# START OF Records provided
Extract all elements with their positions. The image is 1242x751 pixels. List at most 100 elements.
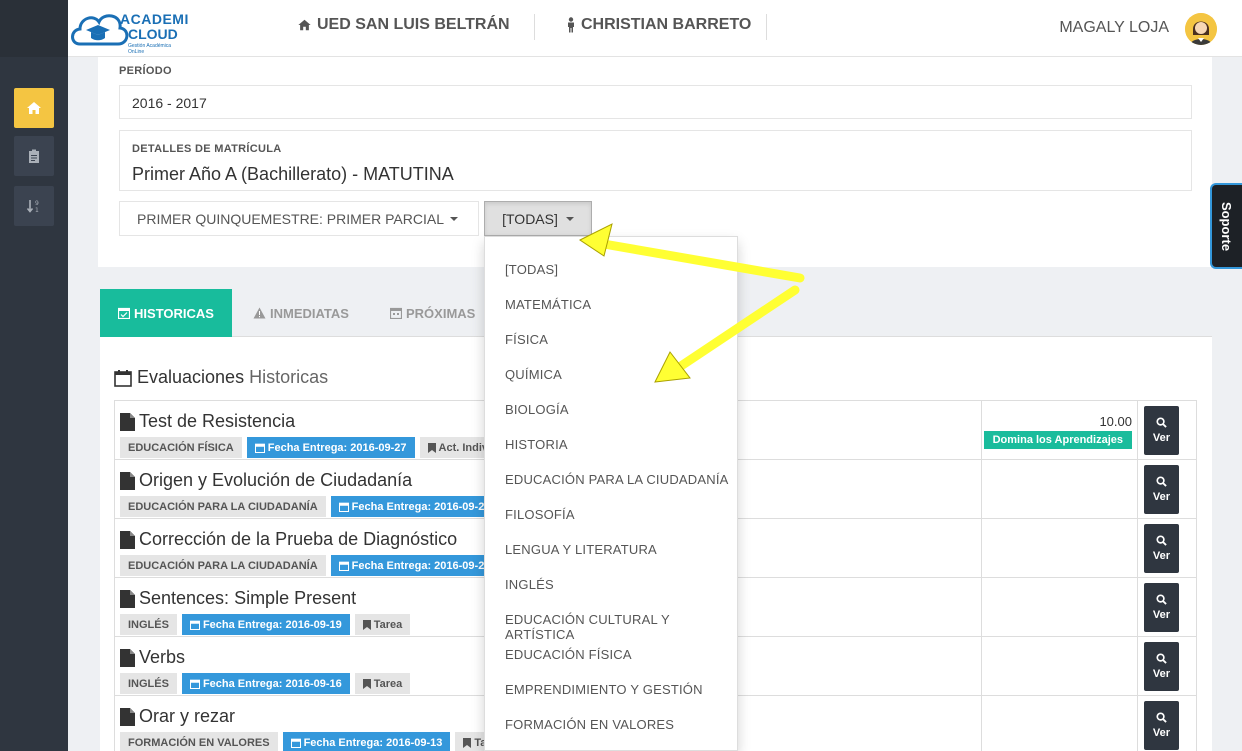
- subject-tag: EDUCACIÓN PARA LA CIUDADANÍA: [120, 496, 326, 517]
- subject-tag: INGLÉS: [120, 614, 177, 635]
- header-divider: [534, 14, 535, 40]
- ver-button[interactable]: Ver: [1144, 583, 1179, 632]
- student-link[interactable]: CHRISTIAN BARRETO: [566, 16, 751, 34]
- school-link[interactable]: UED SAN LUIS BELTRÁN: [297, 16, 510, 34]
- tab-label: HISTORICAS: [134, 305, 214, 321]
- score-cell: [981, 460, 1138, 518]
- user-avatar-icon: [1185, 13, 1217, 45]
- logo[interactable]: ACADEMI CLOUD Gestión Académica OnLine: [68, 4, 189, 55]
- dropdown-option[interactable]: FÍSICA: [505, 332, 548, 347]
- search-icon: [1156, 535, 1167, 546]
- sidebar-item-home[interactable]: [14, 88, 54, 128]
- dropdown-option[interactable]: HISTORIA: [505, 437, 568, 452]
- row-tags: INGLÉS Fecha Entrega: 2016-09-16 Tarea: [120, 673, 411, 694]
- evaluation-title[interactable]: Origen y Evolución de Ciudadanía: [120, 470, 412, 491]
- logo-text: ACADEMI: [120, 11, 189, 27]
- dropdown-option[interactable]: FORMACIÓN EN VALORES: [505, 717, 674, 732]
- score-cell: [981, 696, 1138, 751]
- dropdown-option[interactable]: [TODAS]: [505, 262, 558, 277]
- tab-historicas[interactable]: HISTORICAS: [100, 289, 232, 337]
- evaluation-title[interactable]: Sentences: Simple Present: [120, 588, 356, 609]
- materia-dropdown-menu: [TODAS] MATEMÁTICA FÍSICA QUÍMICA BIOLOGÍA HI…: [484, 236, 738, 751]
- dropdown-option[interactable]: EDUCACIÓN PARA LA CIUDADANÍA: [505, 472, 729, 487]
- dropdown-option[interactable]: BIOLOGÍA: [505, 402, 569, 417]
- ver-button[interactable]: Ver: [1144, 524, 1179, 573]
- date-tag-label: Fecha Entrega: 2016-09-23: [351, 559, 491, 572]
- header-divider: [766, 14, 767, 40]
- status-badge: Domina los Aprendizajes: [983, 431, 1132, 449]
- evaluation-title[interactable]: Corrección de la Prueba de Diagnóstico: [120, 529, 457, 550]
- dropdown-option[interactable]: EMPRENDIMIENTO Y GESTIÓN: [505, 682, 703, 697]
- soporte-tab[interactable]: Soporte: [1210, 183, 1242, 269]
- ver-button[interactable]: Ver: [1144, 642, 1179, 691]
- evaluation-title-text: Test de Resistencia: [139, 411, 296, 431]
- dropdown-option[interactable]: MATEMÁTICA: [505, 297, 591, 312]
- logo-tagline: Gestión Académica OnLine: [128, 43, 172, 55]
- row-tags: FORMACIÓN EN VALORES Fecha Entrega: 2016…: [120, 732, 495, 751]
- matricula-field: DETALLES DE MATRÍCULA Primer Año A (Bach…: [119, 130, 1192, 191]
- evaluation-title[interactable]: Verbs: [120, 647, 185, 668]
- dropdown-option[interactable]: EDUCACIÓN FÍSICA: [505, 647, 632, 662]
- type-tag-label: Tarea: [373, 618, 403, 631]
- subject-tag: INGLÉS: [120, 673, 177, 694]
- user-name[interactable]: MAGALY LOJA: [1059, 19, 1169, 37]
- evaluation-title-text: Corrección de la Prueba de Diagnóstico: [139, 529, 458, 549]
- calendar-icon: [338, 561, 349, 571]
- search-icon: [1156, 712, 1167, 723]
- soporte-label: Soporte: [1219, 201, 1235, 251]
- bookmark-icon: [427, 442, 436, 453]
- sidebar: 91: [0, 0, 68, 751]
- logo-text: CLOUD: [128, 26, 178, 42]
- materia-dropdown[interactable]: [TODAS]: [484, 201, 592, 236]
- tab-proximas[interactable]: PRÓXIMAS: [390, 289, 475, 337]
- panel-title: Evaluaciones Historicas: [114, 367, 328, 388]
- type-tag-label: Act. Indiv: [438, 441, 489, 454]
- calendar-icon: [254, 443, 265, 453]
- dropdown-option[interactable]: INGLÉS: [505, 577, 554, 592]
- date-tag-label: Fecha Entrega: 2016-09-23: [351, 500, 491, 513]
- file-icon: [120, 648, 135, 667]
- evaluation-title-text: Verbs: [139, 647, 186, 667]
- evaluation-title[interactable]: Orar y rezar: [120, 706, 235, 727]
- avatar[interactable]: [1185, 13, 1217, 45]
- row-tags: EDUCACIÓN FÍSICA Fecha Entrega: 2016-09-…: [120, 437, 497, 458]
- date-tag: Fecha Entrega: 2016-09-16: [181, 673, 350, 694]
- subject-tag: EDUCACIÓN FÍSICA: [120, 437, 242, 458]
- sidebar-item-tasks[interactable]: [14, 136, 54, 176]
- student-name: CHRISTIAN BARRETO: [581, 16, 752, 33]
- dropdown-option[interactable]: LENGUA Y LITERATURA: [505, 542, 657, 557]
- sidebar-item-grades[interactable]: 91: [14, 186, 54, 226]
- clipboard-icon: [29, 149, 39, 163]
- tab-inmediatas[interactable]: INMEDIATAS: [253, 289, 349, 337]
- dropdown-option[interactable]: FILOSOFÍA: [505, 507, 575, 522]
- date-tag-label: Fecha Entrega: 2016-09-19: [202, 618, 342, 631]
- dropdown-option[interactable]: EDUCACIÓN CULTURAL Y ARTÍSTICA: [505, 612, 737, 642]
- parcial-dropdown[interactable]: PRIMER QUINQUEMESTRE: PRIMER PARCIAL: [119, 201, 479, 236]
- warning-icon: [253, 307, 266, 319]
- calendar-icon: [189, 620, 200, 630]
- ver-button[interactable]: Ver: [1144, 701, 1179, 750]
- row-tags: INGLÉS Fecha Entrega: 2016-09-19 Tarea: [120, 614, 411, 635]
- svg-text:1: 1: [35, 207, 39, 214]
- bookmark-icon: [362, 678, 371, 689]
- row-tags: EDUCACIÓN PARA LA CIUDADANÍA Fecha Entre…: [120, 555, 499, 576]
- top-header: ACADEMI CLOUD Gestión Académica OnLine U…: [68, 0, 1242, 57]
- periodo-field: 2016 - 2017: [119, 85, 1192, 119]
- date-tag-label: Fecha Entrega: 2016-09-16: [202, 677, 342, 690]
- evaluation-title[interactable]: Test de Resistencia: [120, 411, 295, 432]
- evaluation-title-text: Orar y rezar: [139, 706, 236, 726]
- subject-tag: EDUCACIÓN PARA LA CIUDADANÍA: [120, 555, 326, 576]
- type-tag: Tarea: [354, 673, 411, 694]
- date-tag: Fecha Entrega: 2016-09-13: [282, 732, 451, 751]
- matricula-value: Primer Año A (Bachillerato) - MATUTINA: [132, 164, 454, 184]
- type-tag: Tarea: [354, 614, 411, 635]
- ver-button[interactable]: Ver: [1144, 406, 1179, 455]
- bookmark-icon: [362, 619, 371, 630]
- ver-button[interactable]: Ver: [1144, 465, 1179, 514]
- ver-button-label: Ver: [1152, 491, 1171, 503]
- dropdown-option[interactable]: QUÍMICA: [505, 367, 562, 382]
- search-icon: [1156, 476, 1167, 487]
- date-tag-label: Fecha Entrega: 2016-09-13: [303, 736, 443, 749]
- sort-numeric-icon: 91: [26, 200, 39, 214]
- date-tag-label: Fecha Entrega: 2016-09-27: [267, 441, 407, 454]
# END OF Records provided
Reproduce every one of the rows above word for word, leaving out the pictures.

## Task response
Extract all elements with their positions. The image is 1242x751 pixels. List at most 100 elements.
- subject-tag: EDUCACIÓN PARA LA CIUDADANÍA: [120, 496, 326, 517]
- subject-tag: INGLÉS: [120, 614, 177, 635]
- header-divider: [534, 14, 535, 40]
- ver-button[interactable]: Ver: [1144, 583, 1179, 632]
- student-link[interactable]: CHRISTIAN BARRETO: [566, 16, 751, 34]
- school-link[interactable]: UED SAN LUIS BELTRÁN: [297, 16, 510, 34]
- tab-label: HISTORICAS: [134, 305, 214, 321]
- score-cell: [981, 460, 1138, 518]
- user-avatar-icon: [1185, 13, 1217, 45]
- logo[interactable]: ACADEMI CLOUD Gestión Académica OnLine: [68, 4, 189, 55]
- dropdown-option[interactable]: FÍSICA: [505, 332, 548, 347]
- search-icon: [1156, 535, 1167, 546]
- sidebar-item-home[interactable]: [14, 88, 54, 128]
- dropdown-option[interactable]: HISTORIA: [505, 437, 568, 452]
- row-tags: INGLÉS Fecha Entrega: 2016-09-16 Tarea: [120, 673, 411, 694]
- evaluation-title[interactable]: Origen y Evolución de Ciudadanía: [120, 470, 412, 491]
- logo-text: ACADEMI: [120, 11, 189, 27]
- dropdown-option[interactable]: FORMACIÓN EN VALORES: [505, 717, 674, 732]
- score-cell: [981, 696, 1138, 751]
- dropdown-option[interactable]: [TODAS]: [505, 262, 558, 277]
- tab-historicas[interactable]: HISTORICAS: [100, 289, 232, 337]
- evaluation-title[interactable]: Sentences: Simple Present: [120, 588, 356, 609]
- materia-dropdown-menu: [TODAS] MATEMÁTICA FÍSICA QUÍMICA BIOLOGÍA HI…: [484, 236, 738, 751]
- dropdown-option[interactable]: EDUCACIÓN PARA LA CIUDADANÍA: [505, 472, 729, 487]
- dropdown-option[interactable]: BIOLOGÍA: [505, 402, 569, 417]
- ver-button[interactable]: Ver: [1144, 524, 1179, 573]
- date-tag-label: Fecha Entrega: 2016-09-23: [351, 559, 491, 572]
- header-divider: [766, 14, 767, 40]
- status-badge: Domina los Aprendizajes: [983, 431, 1132, 449]
- evaluation-title[interactable]: Corrección de la Prueba de Diagnóstico: [120, 529, 457, 550]
- dropdown-option[interactable]: EMPRENDIMIENTO Y GESTIÓN: [505, 682, 703, 697]
- soporte-tab[interactable]: Soporte: [1210, 183, 1242, 269]
- ver-button[interactable]: Ver: [1144, 642, 1179, 691]
- evaluation-title-text: Test de Resistencia: [139, 411, 296, 431]
- dropdown-option[interactable]: MATEMÁTICA: [505, 297, 591, 312]
- logo-tagline: Gestión Académica OnLine: [128, 43, 172, 55]
- row-tags: FORMACIÓN EN VALORES Fecha Entrega: 2016…: [120, 732, 495, 751]
- matricula-field: DETALLES DE MATRÍCULA Primer Año A (Bach…: [119, 130, 1192, 191]
- evaluation-title[interactable]: Verbs: [120, 647, 185, 668]
- dropdown-option[interactable]: EDUCACIÓN FÍSICA: [505, 647, 632, 662]
- type-tag-label: Tarea: [373, 618, 403, 631]
- subject-tag: INGLÉS: [120, 673, 177, 694]
- user-name[interactable]: MAGALY LOJA: [1059, 19, 1169, 37]
- evaluation-title-text: Corrección de la Prueba de Diagnóstico: [139, 529, 458, 549]
- calendar-icon: [338, 561, 349, 571]
- search-icon: [1156, 712, 1167, 723]
- soporte-label: Soporte: [1219, 201, 1235, 251]
- bookmark-icon: [427, 442, 436, 453]
- sidebar: 91: [0, 0, 68, 751]
- logo-text: CLOUD: [128, 26, 178, 42]
- materia-dropdown[interactable]: [TODAS]: [484, 201, 592, 236]
- tab-proximas[interactable]: PRÓXIMAS: [390, 289, 475, 337]
- panel-title: Evaluaciones Historicas: [114, 367, 328, 388]
- type-tag-label: Act. Indiv: [438, 441, 489, 454]
- calendar-icon: [254, 443, 265, 453]
- dropdown-option[interactable]: INGLÉS: [505, 577, 554, 592]
- date-tag-label: Fecha Entrega: 2016-09-23: [351, 500, 491, 513]
- file-icon: [120, 648, 135, 667]
- evaluation-title-text: Verbs: [139, 647, 186, 667]
- evaluation-title[interactable]: Orar y rezar: [120, 706, 235, 727]
- avatar[interactable]: [1185, 13, 1217, 45]
- row-tags: EDUCACIÓN FÍSICA Fecha Entrega: 2016-09-…: [120, 437, 497, 458]
- date-tag: Fecha Entrega: 2016-09-16: [181, 673, 350, 694]
- subject-tag: EDUCACIÓN FÍSICA: [120, 437, 242, 458]
- sidebar-item-tasks[interactable]: [14, 136, 54, 176]
- student-name: CHRISTIAN BARRETO: [581, 16, 752, 33]
- dropdown-option[interactable]: LENGUA Y LITERATURA: [505, 542, 657, 557]
- sidebar-item-grades[interactable]: 91: [14, 186, 54, 226]
- clipboard-icon: [29, 149, 39, 163]
- tab-inmediatas[interactable]: INMEDIATAS: [253, 289, 349, 337]
- dropdown-option[interactable]: FILOSOFÍA: [505, 507, 575, 522]
- date-tag-label: Fecha Entrega: 2016-09-19: [202, 618, 342, 631]
- dropdown-option[interactable]: EDUCACIÓN CULTURAL Y ARTÍSTICA: [505, 612, 737, 642]
- parcial-dropdown[interactable]: PRIMER QUINQUEMESTRE: PRIMER PARCIAL: [119, 201, 479, 236]
- warning-icon: [253, 307, 266, 319]
- calendar-icon: [189, 620, 200, 630]
- ver-button[interactable]: Ver: [1144, 701, 1179, 750]
- row-tags: INGLÉS Fecha Entrega: 2016-09-19 Tarea: [120, 614, 411, 635]
- svg-text:1: 1: [35, 207, 39, 214]
- bookmark-icon: [362, 678, 371, 689]
- row-tags: EDUCACIÓN PARA LA CIUDADANÍA Fecha Entre…: [120, 555, 499, 576]
- top-header: ACADEMI CLOUD Gestión Académica OnLine U…: [68, 0, 1242, 57]
- periodo-field: 2016 - 2017: [119, 85, 1192, 119]
- date-tag-label: Fecha Entrega: 2016-09-16: [202, 677, 342, 690]
- evaluation-title[interactable]: Test de Resistencia: [120, 411, 295, 432]
- evaluation-title-text: Orar y rezar: [139, 706, 236, 726]
- subject-tag: EDUCACIÓN PARA LA CIUDADANÍA: [120, 555, 326, 576]
- type-tag: Tarea: [354, 673, 411, 694]
- date-tag: Fecha Entrega: 2016-09-13: [282, 732, 451, 751]
- matricula-value: Primer Año A (Bachillerato) - MATUTINA: [132, 164, 454, 184]
- type-tag: Tarea: [354, 614, 411, 635]
- ver-button[interactable]: Ver: [1144, 406, 1179, 455]
- bookmark-icon: [362, 619, 371, 630]
- ver-button[interactable]: Ver: [1144, 465, 1179, 514]
- ver-button-label: Ver: [1152, 491, 1171, 503]
- dropdown-option[interactable]: QUÍMICA: [505, 367, 562, 382]
- search-icon: [1156, 476, 1167, 487]
- date-tag-label: Fecha Entrega: 2016-09-13: [303, 736, 443, 749]
- sort-numeric-icon: 91: [26, 200, 39, 214]
- date-tag-label: Fecha Entrega: 2016-09-27: [267, 441, 407, 454]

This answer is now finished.